> Figure dataset records:
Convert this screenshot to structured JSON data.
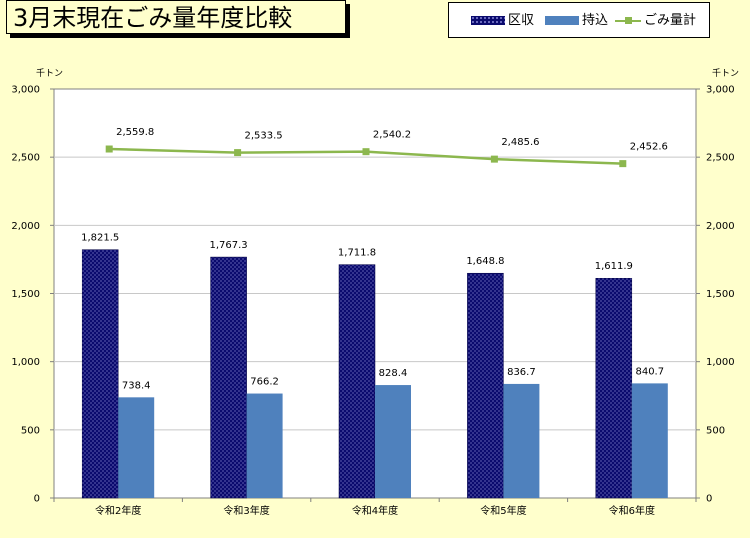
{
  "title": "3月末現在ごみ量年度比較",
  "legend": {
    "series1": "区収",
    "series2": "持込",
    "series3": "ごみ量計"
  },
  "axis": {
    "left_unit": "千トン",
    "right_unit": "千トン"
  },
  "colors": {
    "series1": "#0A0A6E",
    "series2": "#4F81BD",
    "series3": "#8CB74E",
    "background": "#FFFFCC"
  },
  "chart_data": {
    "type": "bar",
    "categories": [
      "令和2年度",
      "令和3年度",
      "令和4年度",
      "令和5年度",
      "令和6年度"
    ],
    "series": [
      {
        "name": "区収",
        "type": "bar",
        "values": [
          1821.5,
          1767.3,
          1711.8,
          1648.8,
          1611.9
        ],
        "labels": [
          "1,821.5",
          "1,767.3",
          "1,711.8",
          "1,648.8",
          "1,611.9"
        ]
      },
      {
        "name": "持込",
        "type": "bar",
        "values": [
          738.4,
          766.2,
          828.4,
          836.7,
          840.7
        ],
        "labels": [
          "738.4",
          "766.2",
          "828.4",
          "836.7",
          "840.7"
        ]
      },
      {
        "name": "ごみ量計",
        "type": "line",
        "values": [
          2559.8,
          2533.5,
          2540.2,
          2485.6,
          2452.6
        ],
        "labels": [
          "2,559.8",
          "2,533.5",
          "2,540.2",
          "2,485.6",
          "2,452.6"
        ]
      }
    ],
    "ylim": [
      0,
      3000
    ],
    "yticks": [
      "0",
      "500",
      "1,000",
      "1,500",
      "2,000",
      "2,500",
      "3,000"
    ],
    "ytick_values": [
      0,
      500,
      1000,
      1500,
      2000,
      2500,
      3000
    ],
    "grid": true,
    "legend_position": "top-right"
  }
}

> YOUR OBJECTIVE: Do not include images; quote all of the entries above exactly.

> ANSWER TO THIS PROBLEM:
Convert this screenshot to structured JSON data.
{
  "title": "3月末現在ごみ量年度比較",
  "legend": {
    "series1": "区収",
    "series2": "持込",
    "series3": "ごみ量計"
  },
  "axis": {
    "left_unit": "千トン",
    "right_unit": "千トン"
  },
  "colors": {
    "series1": "#0A0A6E",
    "series2": "#4F81BD",
    "series3": "#8CB74E",
    "background": "#FFFFCC"
  },
  "chart_data": {
    "type": "bar",
    "categories": [
      "令和2年度",
      "令和3年度",
      "令和4年度",
      "令和5年度",
      "令和6年度"
    ],
    "series": [
      {
        "name": "区収",
        "type": "bar",
        "values": [
          1821.5,
          1767.3,
          1711.8,
          1648.8,
          1611.9
        ],
        "labels": [
          "1,821.5",
          "1,767.3",
          "1,711.8",
          "1,648.8",
          "1,611.9"
        ]
      },
      {
        "name": "持込",
        "type": "bar",
        "values": [
          738.4,
          766.2,
          828.4,
          836.7,
          840.7
        ],
        "labels": [
          "738.4",
          "766.2",
          "828.4",
          "836.7",
          "840.7"
        ]
      },
      {
        "name": "ごみ量計",
        "type": "line",
        "values": [
          2559.8,
          2533.5,
          2540.2,
          2485.6,
          2452.6
        ],
        "labels": [
          "2,559.8",
          "2,533.5",
          "2,540.2",
          "2,485.6",
          "2,452.6"
        ]
      }
    ],
    "ylim": [
      0,
      3000
    ],
    "yticks": [
      "0",
      "500",
      "1,000",
      "1,500",
      "2,000",
      "2,500",
      "3,000"
    ],
    "ytick_values": [
      0,
      500,
      1000,
      1500,
      2000,
      2500,
      3000
    ],
    "grid": true,
    "legend_position": "top-right"
  }
}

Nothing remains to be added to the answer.